Assignment: From the data below, give the number of lines holding the word "Therapeutic", with nothing else added.

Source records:
:::

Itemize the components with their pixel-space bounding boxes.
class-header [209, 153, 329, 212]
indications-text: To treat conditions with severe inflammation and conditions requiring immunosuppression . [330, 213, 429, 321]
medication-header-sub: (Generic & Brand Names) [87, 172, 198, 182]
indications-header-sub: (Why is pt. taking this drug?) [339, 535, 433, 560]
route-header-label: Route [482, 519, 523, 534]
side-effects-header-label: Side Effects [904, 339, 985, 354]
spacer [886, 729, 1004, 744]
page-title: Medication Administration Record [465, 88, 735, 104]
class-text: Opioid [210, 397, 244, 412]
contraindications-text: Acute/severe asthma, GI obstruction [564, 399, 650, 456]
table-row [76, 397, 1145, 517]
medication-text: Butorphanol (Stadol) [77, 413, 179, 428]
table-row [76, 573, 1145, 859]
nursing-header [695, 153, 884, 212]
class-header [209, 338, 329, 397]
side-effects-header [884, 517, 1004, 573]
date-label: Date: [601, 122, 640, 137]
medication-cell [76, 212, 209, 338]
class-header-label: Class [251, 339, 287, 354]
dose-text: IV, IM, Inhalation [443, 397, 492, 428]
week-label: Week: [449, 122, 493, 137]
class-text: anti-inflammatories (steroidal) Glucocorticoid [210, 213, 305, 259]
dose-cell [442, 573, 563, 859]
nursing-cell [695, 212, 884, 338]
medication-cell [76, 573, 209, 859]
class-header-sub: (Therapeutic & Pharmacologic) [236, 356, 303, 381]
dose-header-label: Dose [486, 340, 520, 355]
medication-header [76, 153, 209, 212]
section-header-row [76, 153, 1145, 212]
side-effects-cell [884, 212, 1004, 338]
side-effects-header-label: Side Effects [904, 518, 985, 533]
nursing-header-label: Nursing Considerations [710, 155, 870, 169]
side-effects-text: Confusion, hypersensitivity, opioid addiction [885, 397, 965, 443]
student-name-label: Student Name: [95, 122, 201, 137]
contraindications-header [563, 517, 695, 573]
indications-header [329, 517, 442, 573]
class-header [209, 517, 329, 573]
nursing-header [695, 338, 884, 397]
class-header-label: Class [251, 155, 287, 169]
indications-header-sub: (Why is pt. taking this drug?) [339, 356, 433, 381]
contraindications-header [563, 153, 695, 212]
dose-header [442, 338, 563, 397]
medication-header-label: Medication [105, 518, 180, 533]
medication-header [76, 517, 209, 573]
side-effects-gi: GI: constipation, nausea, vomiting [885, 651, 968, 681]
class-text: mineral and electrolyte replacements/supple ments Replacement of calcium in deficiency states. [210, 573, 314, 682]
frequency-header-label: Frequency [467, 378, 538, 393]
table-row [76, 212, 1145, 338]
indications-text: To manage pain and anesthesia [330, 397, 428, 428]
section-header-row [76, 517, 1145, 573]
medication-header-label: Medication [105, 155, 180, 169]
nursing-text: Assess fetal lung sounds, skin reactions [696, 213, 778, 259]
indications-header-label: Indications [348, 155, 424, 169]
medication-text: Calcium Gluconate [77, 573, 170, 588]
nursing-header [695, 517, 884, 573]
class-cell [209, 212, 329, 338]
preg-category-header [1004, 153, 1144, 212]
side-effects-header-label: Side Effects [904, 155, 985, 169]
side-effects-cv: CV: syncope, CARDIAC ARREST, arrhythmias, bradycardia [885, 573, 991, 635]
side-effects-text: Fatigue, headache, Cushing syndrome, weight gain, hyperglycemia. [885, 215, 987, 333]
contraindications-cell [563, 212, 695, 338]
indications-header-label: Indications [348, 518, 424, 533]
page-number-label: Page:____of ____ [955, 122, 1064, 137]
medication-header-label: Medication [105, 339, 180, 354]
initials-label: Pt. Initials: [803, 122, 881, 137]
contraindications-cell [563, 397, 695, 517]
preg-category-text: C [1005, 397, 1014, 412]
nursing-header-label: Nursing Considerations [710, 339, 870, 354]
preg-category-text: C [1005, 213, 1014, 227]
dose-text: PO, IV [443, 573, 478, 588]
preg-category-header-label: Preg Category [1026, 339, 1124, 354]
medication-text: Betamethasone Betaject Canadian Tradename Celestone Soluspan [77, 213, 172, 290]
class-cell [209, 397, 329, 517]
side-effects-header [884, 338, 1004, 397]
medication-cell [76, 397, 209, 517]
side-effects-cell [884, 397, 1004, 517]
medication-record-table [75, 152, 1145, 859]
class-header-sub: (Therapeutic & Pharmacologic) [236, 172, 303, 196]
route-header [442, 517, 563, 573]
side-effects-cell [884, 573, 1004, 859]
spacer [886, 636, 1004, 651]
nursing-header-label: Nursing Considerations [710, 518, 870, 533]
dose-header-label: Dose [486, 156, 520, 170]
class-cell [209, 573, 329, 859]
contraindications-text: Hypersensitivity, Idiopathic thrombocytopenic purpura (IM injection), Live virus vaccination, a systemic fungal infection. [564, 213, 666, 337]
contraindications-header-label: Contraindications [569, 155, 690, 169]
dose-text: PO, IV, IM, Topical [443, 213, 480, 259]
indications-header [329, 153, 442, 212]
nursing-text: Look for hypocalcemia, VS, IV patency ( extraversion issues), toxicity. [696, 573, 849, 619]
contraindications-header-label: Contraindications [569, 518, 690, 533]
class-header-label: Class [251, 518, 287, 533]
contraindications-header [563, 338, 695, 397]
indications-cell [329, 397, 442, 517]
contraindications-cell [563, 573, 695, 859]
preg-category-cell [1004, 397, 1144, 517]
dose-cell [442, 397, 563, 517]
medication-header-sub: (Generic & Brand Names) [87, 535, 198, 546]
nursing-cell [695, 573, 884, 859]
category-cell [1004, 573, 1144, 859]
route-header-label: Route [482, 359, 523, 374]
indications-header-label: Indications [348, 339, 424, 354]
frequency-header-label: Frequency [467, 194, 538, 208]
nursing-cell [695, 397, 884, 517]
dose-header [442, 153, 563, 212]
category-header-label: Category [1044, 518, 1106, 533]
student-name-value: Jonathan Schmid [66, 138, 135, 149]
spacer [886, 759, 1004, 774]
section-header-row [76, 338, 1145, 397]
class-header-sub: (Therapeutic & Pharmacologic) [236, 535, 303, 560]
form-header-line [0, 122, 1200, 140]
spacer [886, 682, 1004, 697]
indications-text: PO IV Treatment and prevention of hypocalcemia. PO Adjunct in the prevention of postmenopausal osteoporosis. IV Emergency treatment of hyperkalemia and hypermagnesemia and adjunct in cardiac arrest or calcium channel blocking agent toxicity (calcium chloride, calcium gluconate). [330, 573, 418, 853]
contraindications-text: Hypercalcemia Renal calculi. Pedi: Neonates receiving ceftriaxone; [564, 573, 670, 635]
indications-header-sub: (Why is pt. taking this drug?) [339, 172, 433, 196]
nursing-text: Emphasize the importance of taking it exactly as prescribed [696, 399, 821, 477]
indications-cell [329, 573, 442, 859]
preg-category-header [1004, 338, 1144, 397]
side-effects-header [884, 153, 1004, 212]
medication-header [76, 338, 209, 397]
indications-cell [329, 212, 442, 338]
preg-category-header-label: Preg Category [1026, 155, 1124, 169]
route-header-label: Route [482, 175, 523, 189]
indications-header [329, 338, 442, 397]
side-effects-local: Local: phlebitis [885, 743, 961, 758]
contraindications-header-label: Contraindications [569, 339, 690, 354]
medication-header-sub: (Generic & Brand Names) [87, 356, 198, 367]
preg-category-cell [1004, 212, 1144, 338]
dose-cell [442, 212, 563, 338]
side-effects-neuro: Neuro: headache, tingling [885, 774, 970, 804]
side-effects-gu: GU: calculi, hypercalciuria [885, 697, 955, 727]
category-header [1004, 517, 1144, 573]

:::

Answer box: 3